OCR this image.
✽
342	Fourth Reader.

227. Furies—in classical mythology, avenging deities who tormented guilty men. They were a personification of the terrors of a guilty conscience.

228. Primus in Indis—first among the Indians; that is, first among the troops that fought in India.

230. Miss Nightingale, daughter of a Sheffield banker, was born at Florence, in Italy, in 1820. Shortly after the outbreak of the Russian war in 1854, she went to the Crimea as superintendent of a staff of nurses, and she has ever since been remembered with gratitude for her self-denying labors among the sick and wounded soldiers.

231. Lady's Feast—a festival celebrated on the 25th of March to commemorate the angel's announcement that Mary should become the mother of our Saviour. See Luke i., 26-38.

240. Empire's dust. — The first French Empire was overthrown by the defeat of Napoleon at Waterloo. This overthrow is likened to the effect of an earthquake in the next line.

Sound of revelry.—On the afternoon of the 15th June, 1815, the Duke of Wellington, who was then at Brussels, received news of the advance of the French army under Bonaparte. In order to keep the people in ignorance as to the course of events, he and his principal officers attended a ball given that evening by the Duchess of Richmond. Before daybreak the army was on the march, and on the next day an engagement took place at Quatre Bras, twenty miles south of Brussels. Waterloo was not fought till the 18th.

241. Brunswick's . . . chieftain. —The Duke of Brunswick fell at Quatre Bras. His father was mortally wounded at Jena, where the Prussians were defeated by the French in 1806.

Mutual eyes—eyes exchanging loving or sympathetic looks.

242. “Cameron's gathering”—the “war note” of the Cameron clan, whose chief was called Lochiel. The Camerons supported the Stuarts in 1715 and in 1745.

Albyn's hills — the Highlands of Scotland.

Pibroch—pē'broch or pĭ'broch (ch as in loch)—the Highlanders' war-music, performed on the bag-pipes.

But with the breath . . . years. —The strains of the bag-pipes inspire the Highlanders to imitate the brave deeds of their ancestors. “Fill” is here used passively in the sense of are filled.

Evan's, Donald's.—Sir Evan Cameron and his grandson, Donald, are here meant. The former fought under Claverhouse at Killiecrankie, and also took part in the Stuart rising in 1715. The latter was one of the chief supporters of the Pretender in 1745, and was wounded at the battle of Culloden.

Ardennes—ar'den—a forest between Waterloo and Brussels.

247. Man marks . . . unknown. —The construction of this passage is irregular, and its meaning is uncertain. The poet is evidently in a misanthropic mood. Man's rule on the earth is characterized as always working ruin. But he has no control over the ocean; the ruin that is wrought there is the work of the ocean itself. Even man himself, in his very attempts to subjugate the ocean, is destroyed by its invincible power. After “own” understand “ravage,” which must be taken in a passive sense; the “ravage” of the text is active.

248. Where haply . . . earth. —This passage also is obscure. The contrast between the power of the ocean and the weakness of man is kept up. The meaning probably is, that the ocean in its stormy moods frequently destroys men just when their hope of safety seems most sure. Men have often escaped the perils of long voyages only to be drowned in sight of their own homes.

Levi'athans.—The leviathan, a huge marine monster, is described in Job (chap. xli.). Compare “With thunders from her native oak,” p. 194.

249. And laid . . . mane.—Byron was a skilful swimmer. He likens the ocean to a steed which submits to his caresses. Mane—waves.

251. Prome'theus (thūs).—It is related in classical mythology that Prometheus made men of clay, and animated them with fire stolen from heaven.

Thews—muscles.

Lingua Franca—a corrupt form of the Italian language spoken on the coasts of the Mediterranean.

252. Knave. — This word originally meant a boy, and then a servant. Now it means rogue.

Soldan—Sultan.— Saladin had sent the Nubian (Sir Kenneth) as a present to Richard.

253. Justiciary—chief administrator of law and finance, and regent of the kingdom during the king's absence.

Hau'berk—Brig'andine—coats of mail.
---
— Problem —
Reproduce all data above, unchanged.

— Solution to this exercise —
OCR this image.
✽
342	Fourth Reader.

227. Furies—in classical mythology, avenging deities who tormented guilty men. They were a personification of the terrors of a guilty conscience.

228. Primus in Indis—first among the Indians; that is, first among the troops that fought in India.

230. Miss Nightingale, daughter of a Sheffield banker, was born at Florence, in Italy, in 1820. Shortly after the outbreak of the Russian war in 1854, she went to the Crimea as superintendent of a staff of nurses, and she has ever since been remembered with gratitude for her self-denying labors among the sick and wounded soldiers.

231. Lady's Feast—a festival celebrated on the 25th of March to commemorate the angel's announcement that Mary should become the mother of our Saviour. See Luke i., 26-38.

240. Empire's dust. — The first French Empire was overthrown by the defeat of Napoleon at Waterloo. This overthrow is likened to the effect of an earthquake in the next line.

Sound of revelry.—On the afternoon of the 15th June, 1815, the Duke of Wellington, who was then at Brussels, received news of the advance of the French army under Bonaparte. In order to keep the people in ignorance as to the course of events, he and his principal officers attended a ball given that evening by the Duchess of Richmond. Before daybreak the army was on the march, and on the next day an engagement took place at Quatre Bras, twenty miles south of Brussels. Waterloo was not fought till the 18th.

241. Brunswick's . . . chieftain. —The Duke of Brunswick fell at Quatre Bras. His father was mortally wounded at Jena, where the Prussians were defeated by the French in 1806.

Mutual eyes—eyes exchanging loving or sympathetic looks.

242. “Cameron's gathering”—the “war note” of the Cameron clan, whose chief was called Lochiel. The Camerons supported the Stuarts in 1715 and in 1745.

Albyn's hills — the Highlands of Scotland.

Pibroch—pē'broch or pĭ'broch (ch as in loch)—the Highlanders' war-music, performed on the bag-pipes.

But with the breath . . . years. —The strains of the bag-pipes inspire the Highlanders to imitate the brave deeds of their ancestors. “Fill” is here used passively in the sense of are filled.

Evan's, Donald's.—Sir Evan Cameron and his grandson, Donald, are here meant. The former fought under Claverhouse at Killiecrankie, and also took part in the Stuart rising in 1715. The latter was one of the chief supporters of the Pretender in 1745, and was wounded at the battle of Culloden.

Ardennes—ar'den—a forest between Waterloo and Brussels.

247. Man marks . . . unknown. —The construction of this passage is irregular, and its meaning is uncertain. The poet is evidently in a misanthropic mood. Man's rule on the earth is characterized as always working ruin. But he has no control over the ocean; the ruin that is wrought there is the work of the ocean itself. Even man himself, in his very attempts to subjugate the ocean, is destroyed by its invincible power. After “own” understand “ravage,” which must be taken in a passive sense; the “ravage” of the text is active.

248. Where haply . . . earth. —This passage also is obscure. The contrast between the power of the ocean and the weakness of man is kept up. The meaning probably is, that the ocean in its stormy moods frequently destroys men just when their hope of safety seems most sure. Men have often escaped the perils of long voyages only to be drowned in sight of their own homes.

Levi'athans.—The leviathan, a huge marine monster, is described in Job (chap. xli.). Compare “With thunders from her native oak,” p. 194.

249. And laid . . . mane.—Byron was a skilful swimmer. He likens the ocean to a steed which submits to his caresses. Mane—waves.

251. Prome'theus (thūs).—It is related in classical mythology that Prometheus made men of clay, and animated them with fire stolen from heaven.

Thews—muscles.

Lingua Franca—a corrupt form of the Italian language spoken on the coasts of the Mediterranean.

252. Knave. — This word originally meant a boy, and then a servant. Now it means rogue.

Soldan—Sultan.— Saladin had sent the Nubian (Sir Kenneth) as a present to Richard.

253. Justiciary—chief administrator of law and finance, and regent of the kingdom during the king's absence.

Hau'berk—Brig'andine—coats of mail.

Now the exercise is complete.